>> begin Data for the task

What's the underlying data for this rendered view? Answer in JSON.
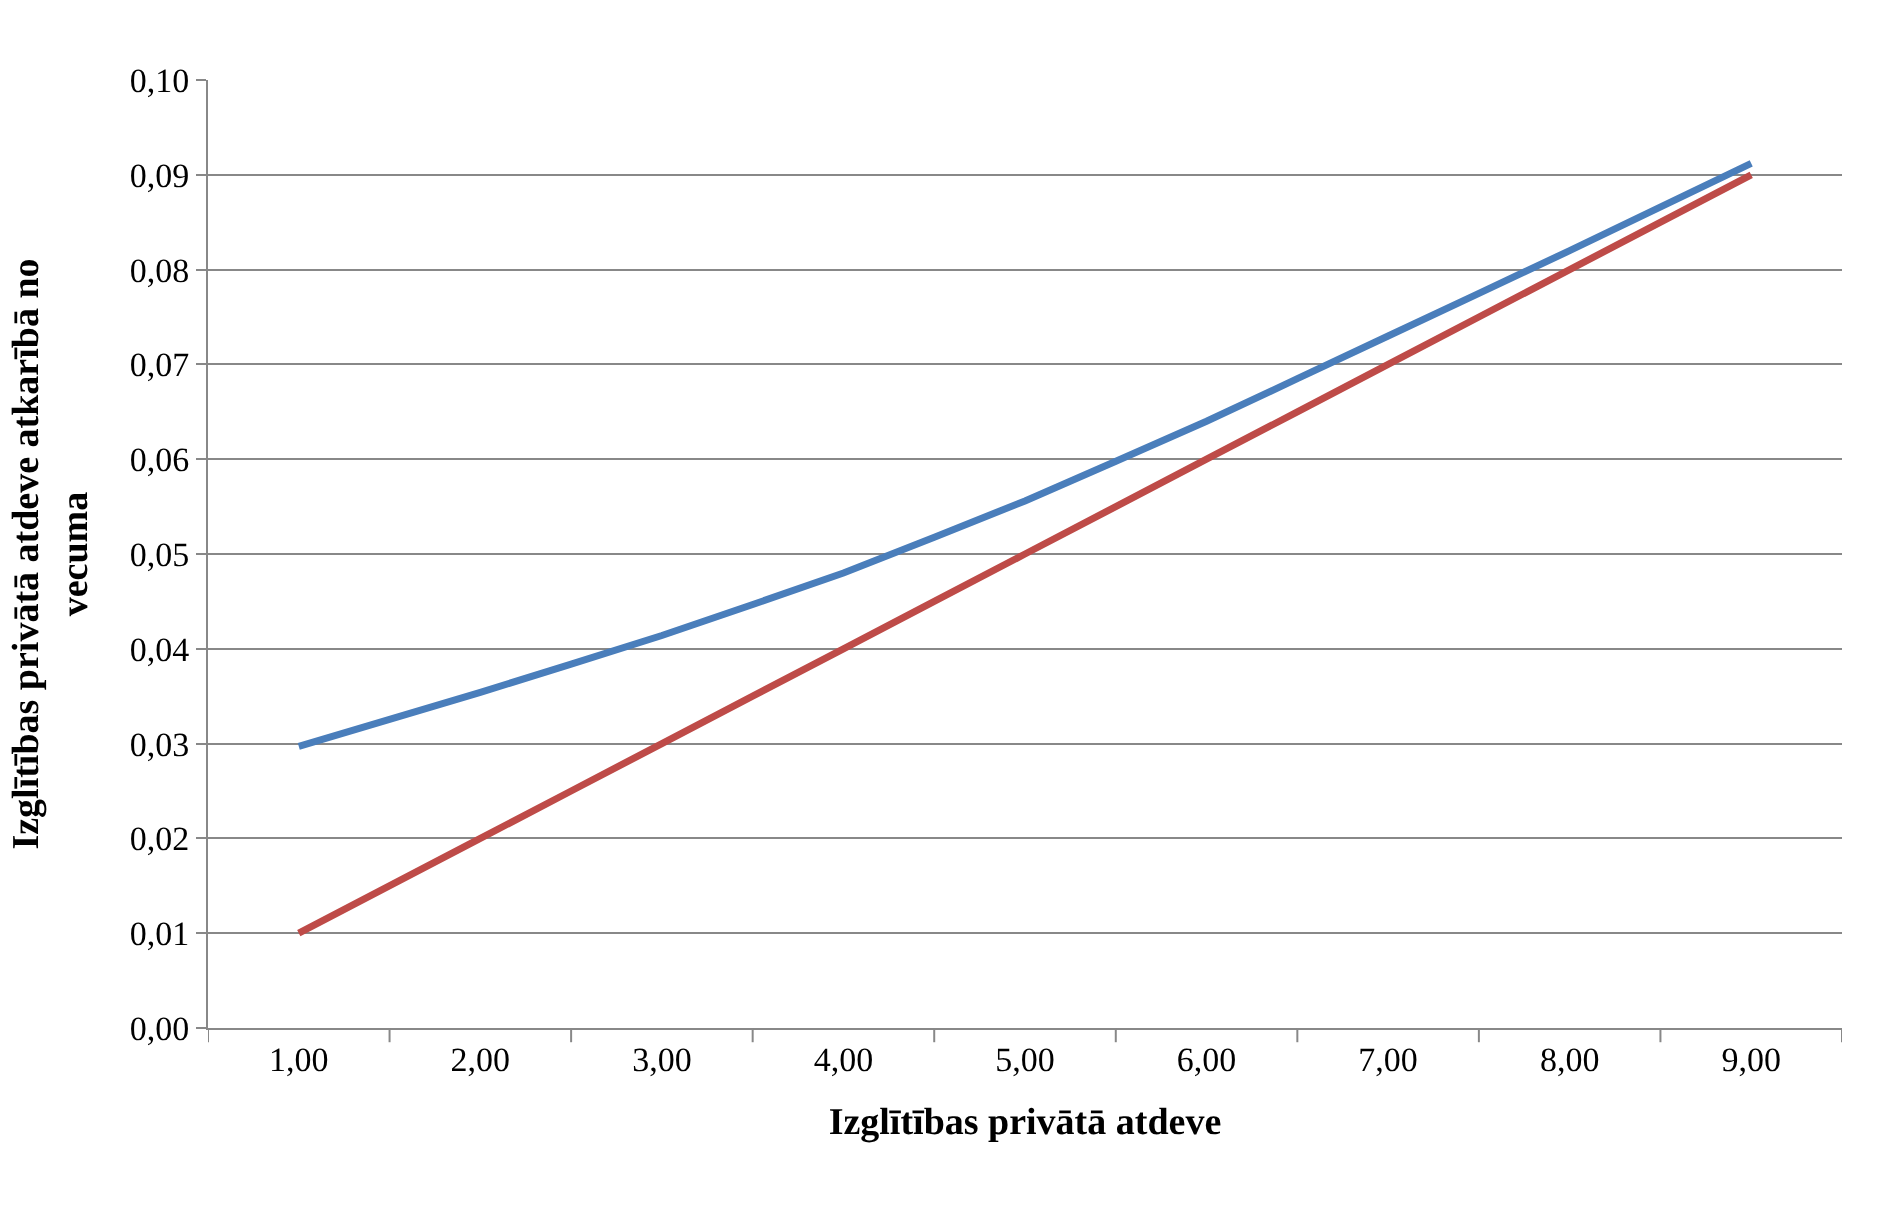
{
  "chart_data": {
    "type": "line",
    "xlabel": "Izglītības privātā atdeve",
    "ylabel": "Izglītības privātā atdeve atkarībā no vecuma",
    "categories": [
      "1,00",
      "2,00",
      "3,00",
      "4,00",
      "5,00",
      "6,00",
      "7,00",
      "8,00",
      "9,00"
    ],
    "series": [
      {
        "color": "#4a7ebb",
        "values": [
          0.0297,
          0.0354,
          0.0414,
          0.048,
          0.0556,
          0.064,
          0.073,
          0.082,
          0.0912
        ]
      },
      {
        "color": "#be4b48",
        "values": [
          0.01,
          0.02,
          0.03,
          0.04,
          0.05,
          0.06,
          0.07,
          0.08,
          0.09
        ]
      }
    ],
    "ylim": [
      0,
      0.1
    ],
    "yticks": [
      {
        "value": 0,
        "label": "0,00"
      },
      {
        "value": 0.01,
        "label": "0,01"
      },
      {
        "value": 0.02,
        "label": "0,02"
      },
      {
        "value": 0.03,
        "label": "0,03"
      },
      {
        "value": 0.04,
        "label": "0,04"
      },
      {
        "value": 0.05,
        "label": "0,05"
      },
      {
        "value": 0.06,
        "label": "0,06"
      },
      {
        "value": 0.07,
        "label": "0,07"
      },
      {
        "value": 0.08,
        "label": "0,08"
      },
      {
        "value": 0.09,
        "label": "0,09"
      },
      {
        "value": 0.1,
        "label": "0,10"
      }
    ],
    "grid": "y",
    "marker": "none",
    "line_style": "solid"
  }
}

>> end Data for the task
>> begin Data for the task

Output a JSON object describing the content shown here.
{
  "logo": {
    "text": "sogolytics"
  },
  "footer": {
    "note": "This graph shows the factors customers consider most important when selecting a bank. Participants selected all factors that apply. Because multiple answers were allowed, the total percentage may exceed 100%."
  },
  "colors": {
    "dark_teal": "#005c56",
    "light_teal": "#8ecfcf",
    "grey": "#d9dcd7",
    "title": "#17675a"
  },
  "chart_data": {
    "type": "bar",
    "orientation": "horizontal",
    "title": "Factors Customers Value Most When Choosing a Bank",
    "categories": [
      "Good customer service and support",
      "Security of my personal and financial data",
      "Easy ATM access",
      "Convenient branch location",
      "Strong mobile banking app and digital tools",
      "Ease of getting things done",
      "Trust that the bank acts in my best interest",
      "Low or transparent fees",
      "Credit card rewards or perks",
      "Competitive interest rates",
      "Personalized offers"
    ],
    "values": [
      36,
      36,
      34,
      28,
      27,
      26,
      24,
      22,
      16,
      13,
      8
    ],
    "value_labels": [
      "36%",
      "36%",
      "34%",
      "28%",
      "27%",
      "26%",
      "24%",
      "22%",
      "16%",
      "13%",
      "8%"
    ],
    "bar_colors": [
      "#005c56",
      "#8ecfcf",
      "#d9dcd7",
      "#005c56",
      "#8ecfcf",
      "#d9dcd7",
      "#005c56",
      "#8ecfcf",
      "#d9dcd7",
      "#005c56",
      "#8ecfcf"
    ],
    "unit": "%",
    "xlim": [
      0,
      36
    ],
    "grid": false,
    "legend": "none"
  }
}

>> end Data for the task

▶ Given instruction:
Search the data for "privātā" and list every line in which it occurs.

▶ Exercise result:
    "xlabel": "Izglītības privātā atdeve",
    "ylabel": "Izglītības privātā atdeve atkarībā no vecuma",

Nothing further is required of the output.